Below are records to be output exactly, every one of them.
---*---
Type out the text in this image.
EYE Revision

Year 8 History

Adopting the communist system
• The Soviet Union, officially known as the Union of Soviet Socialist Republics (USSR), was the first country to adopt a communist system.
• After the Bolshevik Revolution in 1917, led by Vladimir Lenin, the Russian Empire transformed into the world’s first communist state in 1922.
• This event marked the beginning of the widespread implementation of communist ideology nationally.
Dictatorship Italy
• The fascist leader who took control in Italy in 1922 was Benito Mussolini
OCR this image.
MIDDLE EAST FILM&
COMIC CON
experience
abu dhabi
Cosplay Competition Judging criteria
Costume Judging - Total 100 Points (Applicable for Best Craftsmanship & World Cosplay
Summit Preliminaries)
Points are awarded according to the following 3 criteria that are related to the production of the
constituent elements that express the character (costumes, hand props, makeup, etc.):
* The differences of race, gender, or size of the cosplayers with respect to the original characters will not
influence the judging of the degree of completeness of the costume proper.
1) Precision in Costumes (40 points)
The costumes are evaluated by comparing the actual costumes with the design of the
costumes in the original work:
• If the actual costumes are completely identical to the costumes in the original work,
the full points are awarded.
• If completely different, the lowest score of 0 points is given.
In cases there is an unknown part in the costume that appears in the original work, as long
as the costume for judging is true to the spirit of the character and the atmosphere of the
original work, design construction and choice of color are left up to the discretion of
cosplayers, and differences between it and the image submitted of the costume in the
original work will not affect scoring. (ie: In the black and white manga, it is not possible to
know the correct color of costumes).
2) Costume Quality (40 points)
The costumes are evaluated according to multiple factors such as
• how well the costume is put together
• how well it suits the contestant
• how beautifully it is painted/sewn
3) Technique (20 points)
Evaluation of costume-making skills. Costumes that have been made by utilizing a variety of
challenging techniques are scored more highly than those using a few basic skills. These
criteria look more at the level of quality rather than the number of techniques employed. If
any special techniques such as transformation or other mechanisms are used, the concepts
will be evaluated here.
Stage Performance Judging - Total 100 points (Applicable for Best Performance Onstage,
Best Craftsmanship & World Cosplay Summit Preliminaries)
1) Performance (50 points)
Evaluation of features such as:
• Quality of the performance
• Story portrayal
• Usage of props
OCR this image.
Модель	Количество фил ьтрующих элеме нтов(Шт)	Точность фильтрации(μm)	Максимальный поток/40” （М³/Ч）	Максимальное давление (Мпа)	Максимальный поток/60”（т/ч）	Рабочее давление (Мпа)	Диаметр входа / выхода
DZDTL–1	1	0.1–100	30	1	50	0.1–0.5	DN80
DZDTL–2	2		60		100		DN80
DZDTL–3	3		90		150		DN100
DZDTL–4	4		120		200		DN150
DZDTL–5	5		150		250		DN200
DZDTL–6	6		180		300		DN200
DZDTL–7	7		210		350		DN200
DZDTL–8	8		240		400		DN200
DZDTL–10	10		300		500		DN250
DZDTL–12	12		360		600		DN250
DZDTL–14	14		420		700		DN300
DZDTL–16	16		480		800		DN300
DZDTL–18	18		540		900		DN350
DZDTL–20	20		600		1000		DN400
---*---
== Problem solution ==
Type out the text in this image.
EYE Revision

Year 8 History

Adopting the communist system
• The Soviet Union, officially known as the Union of Soviet Socialist Republics (USSR), was the first country to adopt a communist system.
• After the Bolshevik Revolution in 1917, led by Vladimir Lenin, the Russian Empire transformed into the world’s first communist state in 1922.
• This event marked the beginning of the widespread implementation of communist ideology nationally.
Dictatorship Italy
• The fascist leader who took control in Italy in 1922 was Benito Mussolini
OCR this image.
MIDDLE EAST FILM&
COMIC CON
experience
abu dhabi
Cosplay Competition Judging criteria
Costume Judging - Total 100 Points (Applicable for Best Craftsmanship & World Cosplay
Summit Preliminaries)
Points are awarded according to the following 3 criteria that are related to the production of the
constituent elements that express the character (costumes, hand props, makeup, etc.):
* The differences of race, gender, or size of the cosplayers with respect to the original characters will not
influence the judging of the degree of completeness of the costume proper.
1) Precision in Costumes (40 points)
The costumes are evaluated by comparing the actual costumes with the design of the
costumes in the original work:
• If the actual costumes are completely identical to the costumes in the original work,
the full points are awarded.
• If completely different, the lowest score of 0 points is given.
In cases there is an unknown part in the costume that appears in the original work, as long
as the costume for judging is true to the spirit of the character and the atmosphere of the
original work, design construction and choice of color are left up to the discretion of
cosplayers, and differences between it and the image submitted of the costume in the
original work will not affect scoring. (ie: In the black and white manga, it is not possible to
know the correct color of costumes).
2) Costume Quality (40 points)
The costumes are evaluated according to multiple factors such as
• how well the costume is put together
• how well it suits the contestant
• how beautifully it is painted/sewn
3) Technique (20 points)
Evaluation of costume-making skills. Costumes that have been made by utilizing a variety of
challenging techniques are scored more highly than those using a few basic skills. These
criteria look more at the level of quality rather than the number of techniques employed. If
any special techniques such as transformation or other mechanisms are used, the concepts
will be evaluated here.
Stage Performance Judging - Total 100 points (Applicable for Best Performance Onstage,
Best Craftsmanship & World Cosplay Summit Preliminaries)
1) Performance (50 points)
Evaluation of features such as:
• Quality of the performance
• Story portrayal
• Usage of props
OCR this image.
Модель	Количество фил ьтрующих элеме нтов(Шт)	Точность фильтрации(μm)	Максимальный поток/40” （М³/Ч）	Максимальное давление (Мпа)	Максимальный поток/60”（т/ч）	Рабочее давление (Мпа)	Диаметр входа / выхода
DZDTL–1	1	0.1–100	30	1	50	0.1–0.5	DN80
DZDTL–2	2		60		100		DN80
DZDTL–3	3		90		150		DN100
DZDTL–4	4		120		200		DN150
DZDTL–5	5		150		250		DN200
DZDTL–6	6		180		300		DN200
DZDTL–7	7		210		350		DN200
DZDTL–8	8		240		400		DN200
DZDTL–10	10		300		500		DN250
DZDTL–12	12		360		600		DN250
DZDTL–14	14		420		700		DN300
DZDTL–16	16		480		800		DN300
DZDTL–18	18		540		900		DN350
DZDTL–20	20		600		1000		DN400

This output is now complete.